• **Written instruction**
Copy out every line exactly, passing over the pictures.

[Stored data entries]
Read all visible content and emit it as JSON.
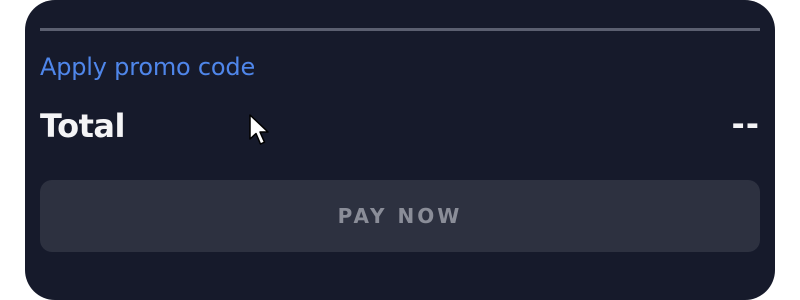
{
  "checkout": {
    "promo_link": "Apply promo code",
    "total_label": "Total",
    "total_value": "--",
    "pay_button": "PAY NOW"
  },
  "colors": {
    "panel_background": "#161a2b",
    "link": "#4f86ea",
    "button_background": "#2d3140",
    "button_text": "#8a8d98",
    "divider": "#5b5f70"
  },
  "icons": {
    "cursor": "mouse-pointer-icon"
  }
}
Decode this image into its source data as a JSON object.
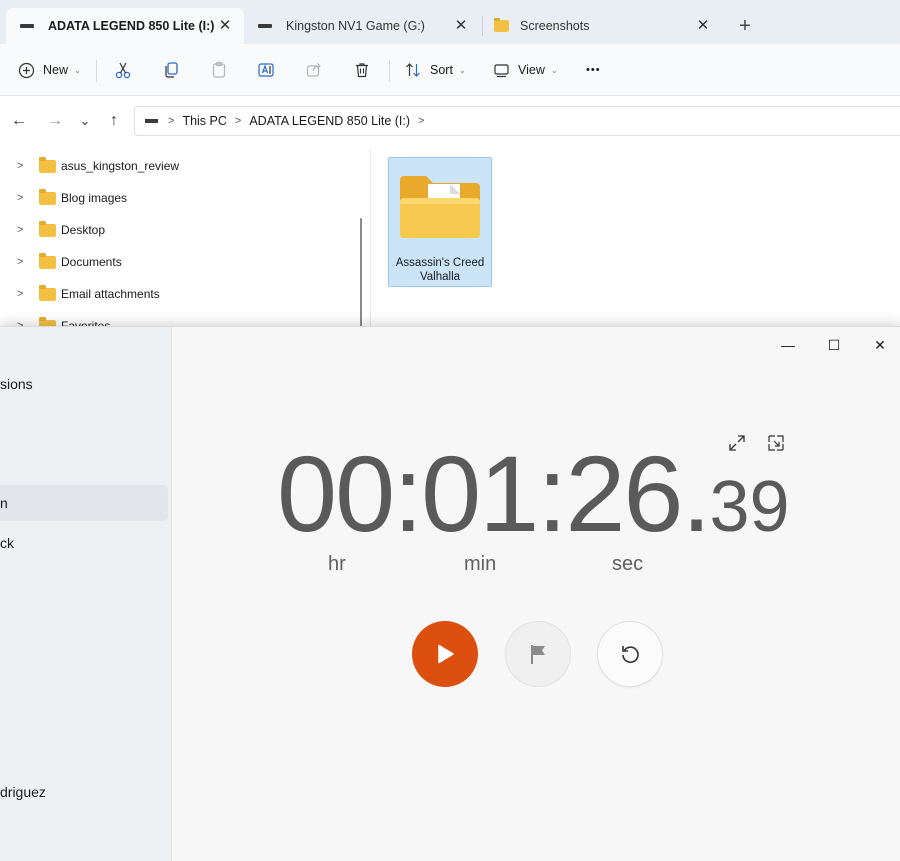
{
  "explorer": {
    "tabs": [
      {
        "label": "ADATA LEGEND 850 Lite (I:)",
        "icon": "drive-icon",
        "active": true
      },
      {
        "label": "Kingston NV1 Game (G:)",
        "icon": "drive-icon",
        "active": false
      },
      {
        "label": "Screenshots",
        "icon": "folder-icon",
        "active": false
      }
    ],
    "tab_close_glyph": "✕",
    "new_tab_glyph": "+",
    "toolbar": {
      "new_label": "New",
      "sort_label": "Sort",
      "view_label": "View",
      "more_glyph": "•••",
      "caret_glyph": "⌄"
    },
    "address": {
      "back_glyph": "←",
      "forward_glyph": "→",
      "recent_glyph": "⌄",
      "up_glyph": "↑",
      "separator_glyph": ">",
      "crumbs": [
        "This PC",
        "ADATA LEGEND 850 Lite (I:)"
      ]
    },
    "nav_pane": {
      "expander_glyph": ">",
      "items": [
        "asus_kingston_review",
        "Blog images",
        "Desktop",
        "Documents",
        "Email attachments",
        "Favorites"
      ]
    },
    "content": {
      "items": [
        {
          "name": "Assassin's Creed Valhalla",
          "selected": true
        }
      ]
    },
    "colors": {
      "folder": "#f3c044",
      "selection": "#cce4f7"
    }
  },
  "clock": {
    "sidebar": {
      "items_cropped": [
        "sions",
        "n",
        "ck",
        "driguez"
      ]
    },
    "window_controls": {
      "minimize": "—",
      "maximize": "☐",
      "close": "✕"
    },
    "stopwatch": {
      "hours": "00",
      "minutes": "01",
      "seconds": "26",
      "hundredths": "39",
      "colon": ":",
      "dot": ".",
      "units": {
        "hr": "hr",
        "min": "min",
        "sec": "sec"
      }
    },
    "colors": {
      "accent": "#dd4f0f"
    }
  }
}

• **Finished exercise**
Read all visible content and emit it as JSON.
{
  "checkout": {
    "promo_link": "Apply promo code",
    "total_label": "Total",
    "total_value": "--",
    "pay_button": "PAY NOW"
  },
  "colors": {
    "panel_background": "#161a2b",
    "link": "#4f86ea",
    "button_background": "#2d3140",
    "button_text": "#8a8d98",
    "divider": "#5b5f70"
  },
  "icons": {
    "cursor": "mouse-pointer-icon"
  }
}
Decode this image into its source data as a JSON object.
{
  "explorer": {
    "tabs": [
      {
        "label": "ADATA LEGEND 850 Lite (I:)",
        "icon": "drive-icon",
        "active": true
      },
      {
        "label": "Kingston NV1 Game (G:)",
        "icon": "drive-icon",
        "active": false
      },
      {
        "label": "Screenshots",
        "icon": "folder-icon",
        "active": false
      }
    ],
    "tab_close_glyph": "✕",
    "new_tab_glyph": "+",
    "toolbar": {
      "new_label": "New",
      "sort_label": "Sort",
      "view_label": "View",
      "more_glyph": "•••",
      "caret_glyph": "⌄"
    },
    "address": {
      "back_glyph": "←",
      "forward_glyph": "→",
      "recent_glyph": "⌄",
      "up_glyph": "↑",
      "separator_glyph": ">",
      "crumbs": [
        "This PC",
        "ADATA LEGEND 850 Lite (I:)"
      ]
    },
    "nav_pane": {
      "expander_glyph": ">",
      "items": [
        "asus_kingston_review",
        "Blog images",
        "Desktop",
        "Documents",
        "Email attachments",
        "Favorites"
      ]
    },
    "content": {
      "items": [
        {
          "name": "Assassin's Creed Valhalla",
          "selected": true
        }
      ]
    },
    "colors": {
      "folder": "#f3c044",
      "selection": "#cce4f7"
    }
  },
  "clock": {
    "sidebar": {
      "items_cropped": [
        "sions",
        "n",
        "ck",
        "driguez"
      ]
    },
    "window_controls": {
      "minimize": "—",
      "maximize": "☐",
      "close": "✕"
    },
    "stopwatch": {
      "hours": "00",
      "minutes": "01",
      "seconds": "26",
      "hundredths": "39",
      "colon": ":",
      "dot": ".",
      "units": {
        "hr": "hr",
        "min": "min",
        "sec": "sec"
      }
    },
    "colors": {
      "accent": "#dd4f0f"
    }
  }
}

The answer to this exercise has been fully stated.